GIVEN EXERCISE:
Recast the entries from the line that contains "route2-th-l1a: เส้นทางที่ 2" to the line that contains "title-line2: สกายวอล์ค ดอยสะเก็น", both included, as a Markdown table with the columns Row and Line. Number each row and omit blank lines.
* start *
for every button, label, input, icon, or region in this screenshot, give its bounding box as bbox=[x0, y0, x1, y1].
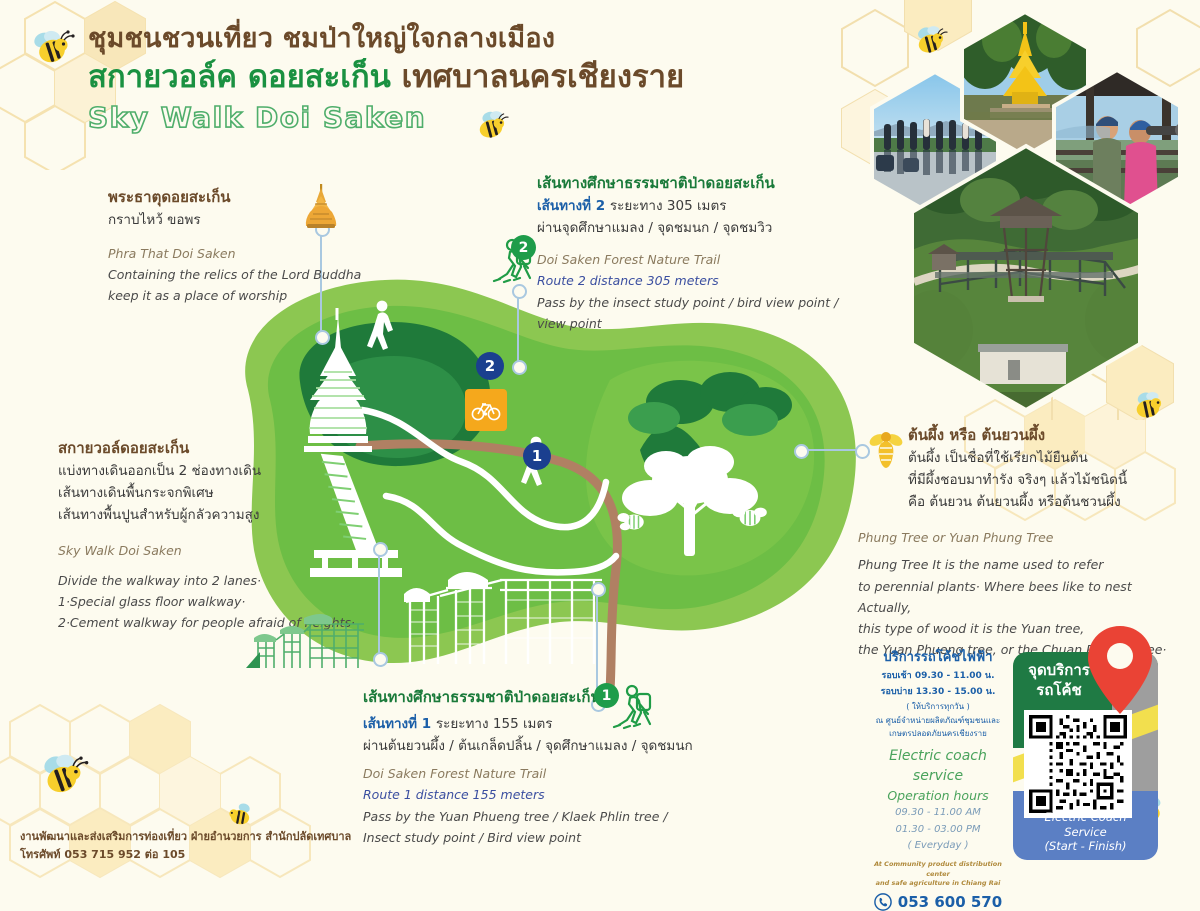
route2-th-l1a: เส้นทางที่ 2 bbox=[537, 198, 610, 214]
map-marker-2[interactable]: 2 bbox=[476, 352, 504, 380]
pagoda-icon bbox=[300, 182, 342, 228]
route2-badge[interactable]: 2 bbox=[511, 235, 536, 260]
phrathat-th-sub: กราบไหว้ ขอพร bbox=[108, 209, 418, 231]
phungtree-th-l3: คือ ต้นยวน ต้นยวนผึ้ง หรือต้นชวนผึ้ง bbox=[908, 491, 1198, 513]
skywalk-th-title: สกายวอล์ดอยสะเก็น bbox=[58, 437, 378, 460]
title-line2-brown: เทศบาลนครเชียงราย bbox=[402, 59, 685, 95]
poster-root: ชุมชนชวนเที่ยว ชมป่าใหญ่ใจกลางเมือง สกาย… bbox=[0, 0, 1200, 880]
title-line2-green: สกายวอล์ค ดอยสะเก็น bbox=[88, 59, 391, 95]
footer-credit: งานพัฒนาและส่งเสริมการท่องเที่ยว ฝ่ายอำน… bbox=[20, 828, 351, 863]
skywalk-en-l1: Divide the walkway into 2 lanes· bbox=[58, 570, 378, 591]
route2-en-l3: view point bbox=[537, 313, 867, 334]
connector-dot-phungtree bbox=[794, 444, 809, 459]
qr-en-line1: Electric Coach bbox=[1013, 810, 1158, 825]
route2-en-title: Doi Saken Forest Nature Trail bbox=[537, 249, 867, 270]
bee-glyph-icon bbox=[866, 428, 906, 470]
bee-icon-right bbox=[1125, 385, 1171, 427]
phungtree-th-l1: ต้นผึ้ง เป็นชื่อที่ใช้เรียกไม้ยืนต้น bbox=[908, 447, 1198, 469]
coach-en-x2: and safe agriculture in Chiang Rai bbox=[862, 879, 1014, 889]
route2-th-title: เส้นทางศึกษาธรรมชาติป่าดอยสะเก็น bbox=[537, 172, 867, 195]
route1-th-l1: เส้นทางที่ 1 ระยะทาง 155 เมตร bbox=[363, 713, 723, 735]
skywalk-structure-icon bbox=[246, 612, 376, 674]
bee-icon-title bbox=[470, 105, 512, 147]
title-line2: สกายวอล์ค ดอยสะเก็น เทศบาลนครเชียงราย bbox=[88, 58, 684, 97]
route1-en-l2: Pass by the Yuan Phueng tree / Klaek Phl… bbox=[363, 806, 723, 827]
route1-th-l1a: เส้นทางที่ 1 bbox=[363, 716, 436, 732]
phungtree-en-l1: Phung Tree It is the name used to refer bbox=[858, 554, 1188, 575]
coach-en-t1: 09.30 - 11.00 AM bbox=[862, 805, 1014, 822]
phrathat-th-title: พระธาตุดอยสะเก็น bbox=[108, 186, 418, 209]
bee-icon-bottomleft-small bbox=[222, 798, 258, 832]
connector-route2 bbox=[517, 288, 519, 366]
bee-icon-collage-top bbox=[908, 20, 952, 62]
connector-dot-route2-end bbox=[512, 360, 527, 375]
route1-th-l1b: ระยะทาง 155 เมตร bbox=[436, 716, 553, 732]
coach-en-x1: At Community product distribution center bbox=[862, 860, 1014, 880]
footer-line1: งานพัฒนาและส่งเสริมการท่องเที่ยว ฝ่ายอำน… bbox=[20, 828, 351, 846]
title-line1: ชุมชนชวนเที่ยว ชมป่าใหญ่ใจกลางเมือง bbox=[88, 22, 684, 56]
bee-icon-bottomleft bbox=[34, 748, 92, 802]
coach-th-r5: เกษตรปลอดภัยนครเชียงราย bbox=[862, 727, 1014, 741]
coach-en-title: Electric coach service bbox=[862, 746, 1014, 787]
block-route-2: เส้นทางศึกษาธรรมชาติป่าดอยสะเก็น เส้นทาง… bbox=[537, 172, 867, 334]
coach-phone-number: 053 600 570 bbox=[898, 893, 1002, 911]
phrathat-en-l2: keep it as a place of worship bbox=[108, 285, 418, 306]
route2-en-l2: Pass by the insect study point / bird vi… bbox=[537, 292, 867, 313]
connector-route1 bbox=[596, 586, 598, 702]
bee-icon bbox=[28, 24, 76, 72]
phungtree-th-title: ต้นผึ้ง หรือ ต้นยวนผึ้ง bbox=[908, 424, 1198, 447]
route1-en-l3: Insect study point / Bird view point bbox=[363, 827, 723, 848]
skywalk-en-l2: 1·Special glass floor walkway· bbox=[58, 591, 378, 612]
photo-collage bbox=[840, 0, 1200, 420]
route2-en-l1: Route 2 distance 305 meters bbox=[537, 270, 867, 291]
bicycle-sign-icon bbox=[465, 389, 507, 431]
phone-icon bbox=[874, 893, 892, 911]
route1-en-l1: Route 1 distance 155 meters bbox=[363, 784, 723, 805]
block-route-1: เส้นทางศึกษาธรรมชาติป่าดอยสะเก็น เส้นทาง… bbox=[363, 686, 723, 848]
map-marker-1[interactable]: 1 bbox=[523, 442, 551, 470]
phrathat-en-title: Phra That Doi Saken bbox=[108, 243, 418, 264]
coach-phone[interactable]: 053 600 570 bbox=[862, 893, 1014, 911]
block-skywalk: สกายวอล์ดอยสะเก็น แบ่งทางเดินออกเป็น 2 ช… bbox=[58, 437, 378, 633]
route2-th-l1: เส้นทางที่ 2 ระยะทาง 305 เมตร bbox=[537, 195, 867, 217]
coach-th-r2: รอบบ่าย 13.30 - 15.00 น. bbox=[862, 685, 1014, 701]
route2-th-l2: ผ่านจุดศึกษาแมลง / จุดชมนก / จุดชมวิว bbox=[537, 217, 867, 239]
title-line3-en: Sky Walk Doi Saken bbox=[88, 101, 684, 134]
phungtree-en-title: Phung Tree or Yuan Phung Tree bbox=[858, 527, 1188, 548]
coach-en-t3: ( Everyday ) bbox=[862, 838, 1014, 855]
skywalk-th-l1: แบ่งทางเดินออกเป็น 2 ช่องทางเดิน bbox=[58, 460, 378, 482]
block-phra-that: พระธาตุดอยสะเก็น กราบไหว้ ขอพร Phra That… bbox=[108, 186, 418, 307]
skywalk-th-l2: เส้นทางเดินพื้นกระจกพิเศษ bbox=[58, 482, 378, 504]
coach-en-sub: Operation hours bbox=[862, 787, 1014, 806]
phungtree-th-l2: ที่มีผึ้งชอบมาทำรัง จริงๆ แล้วไม้ชนิดนี้ bbox=[908, 469, 1198, 491]
qr-en-line2: Service bbox=[1013, 825, 1158, 840]
connector-dot-phrathat-end bbox=[315, 330, 330, 345]
coach-th-r4: ณ ศูนย์จำหน่ายผลิตภัณฑ์ชุมชนและ bbox=[862, 714, 1014, 728]
coach-th-title: บริการรถโค้ชไฟฟ้า bbox=[862, 648, 1014, 669]
coach-th-r3: ( ให้บริการทุกวัน ) bbox=[862, 700, 1014, 714]
route1-th-title: เส้นทางศึกษาธรรมชาติป่าดอยสะเก็น bbox=[363, 686, 723, 709]
route1-badge[interactable]: 1 bbox=[594, 683, 619, 708]
connector-skywalk bbox=[378, 545, 380, 657]
page-title: ชุมชนชวนเที่ยว ชมป่าใหญ่ใจกลางเมือง สกาย… bbox=[88, 22, 684, 134]
coach-en-t2: 01.30 - 03.00 PM bbox=[862, 822, 1014, 839]
qr-card-en-label: Electric Coach Service (Start - Finish) bbox=[1013, 810, 1158, 854]
route2-th-l1b: ระยะทาง 305 เมตร bbox=[610, 198, 727, 214]
skywalk-en-title: Sky Walk Doi Saken bbox=[58, 540, 378, 561]
qr-code[interactable] bbox=[1024, 710, 1132, 818]
coach-th-r1: รอบเช้า 09.30 - 11.00 น. bbox=[862, 669, 1014, 685]
connector-dot-route1 bbox=[591, 582, 606, 597]
phrathat-en-l1: Containing the relics of the Lord Buddha bbox=[108, 264, 418, 285]
map-pin-icon bbox=[1081, 622, 1159, 718]
route1-th-l2: ผ่านต้นยวนผึ้ง / ต้นเกล็ดปลิ้น / จุดศึกษ… bbox=[363, 735, 723, 757]
qr-en-line3: (Start - Finish) bbox=[1013, 839, 1158, 854]
coach-service-panel: บริการรถโค้ชไฟฟ้า รอบเช้า 09.30 - 11.00 … bbox=[862, 648, 1014, 911]
block-phung-tree: ต้นผึ้ง หรือ ต้นยวนผึ้ง ต้นผึ้ง เป็นชื่อ… bbox=[908, 424, 1198, 513]
footer-line2: โทรศัพท์ 053 715 952 ต่อ 105 bbox=[20, 846, 351, 864]
route1-en-title: Doi Saken Forest Nature Trail bbox=[363, 763, 723, 784]
phungtree-en-l2: to perennial plants· Where bees like to … bbox=[858, 576, 1188, 619]
skywalk-th-l3: เส้นทางพื้นปูนสำหรับผู้กลัวความสูง bbox=[58, 504, 378, 526]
* end *
SOLUTION TO THIS EXERCISE:
| Row | Line |
|---|---|
| 1 | route2-th-l1a: เส้นทางที่ 2 bbox=[537, 198, 610, 214] |
| 2 | map-marker-2[interactable]: 2 bbox=[476, 352, 504, 380] |
| 3 | pagoda-icon bbox=[300, 182, 342, 228] |
| 4 | route2-badge[interactable]: 2 bbox=[511, 235, 536, 260] |
| 5 | phrathat-th-sub: กราบไหว้ ขอพร bbox=[108, 209, 418, 231] |
| 6 | phungtree-th-l3: คือ ต้นยวน ต้นยวนผึ้ง หรือต้นชวนผึ้ง bbox=[908, 491, 1198, 513] |
| 7 | skywalk-th-title: สกายวอล์ดอยสะเก็น bbox=[58, 437, 378, 460] |
| 8 | title-line2-brown: เทศบาลนครเชียงราย bbox=[402, 59, 685, 95] |
| 9 | poster-root: ชุมชนชวนเที่ยว ชมป่าใหญ่ใจกลางเมือง สกาย… bbox=[0, 0, 1200, 880] |
| 10 | title-line2-green: สกายวอล์ค ดอยสะเก็น bbox=[88, 59, 391, 95] |
| 11 | footer-credit: งานพัฒนาและส่งเสริมการท่องเที่ยว ฝ่ายอำน… bbox=[20, 828, 351, 863] |
| 12 | skywalk-en-l1: Divide the walkway into 2 lanes· bbox=[58, 570, 378, 591] |
| 13 | route2-en-l3: view point bbox=[537, 313, 867, 334] |
| 14 | connector-dot-phungtree bbox=[794, 444, 809, 459] |
| 15 | qr-en-line1: Electric Coach bbox=[1013, 810, 1158, 825] |
| 16 | route2-en-title: Doi Saken Forest Nature Trail bbox=[537, 249, 867, 270] |
| 17 | bee-glyph-icon bbox=[866, 428, 906, 470] |
| 18 | bee-icon-right bbox=[1125, 385, 1171, 427] |
| 19 | phungtree-th-l1: ต้นผึ้ง เป็นชื่อที่ใช้เรียกไม้ยืนต้น bbox=[908, 447, 1198, 469] |
| 20 | coach-en-x2: and safe agriculture in Chiang Rai bbox=[862, 879, 1014, 889] |
| 21 | route2-th-title: เส้นทางศึกษาธรรมชาติป่าดอยสะเก็น bbox=[537, 172, 867, 195] |
| 22 | route1-th-l1: เส้นทางที่ 1 ระยะทาง 155 เมตร bbox=[363, 713, 723, 735] |
| 23 | skywalk-structure-icon bbox=[246, 612, 376, 674] |
| 24 | bee-icon-title bbox=[470, 105, 512, 147] |
| 25 | title-line2: สกายวอล์ค ดอยสะเก็น เทศบาลนครเชียงราย bbox=[88, 58, 684, 97] |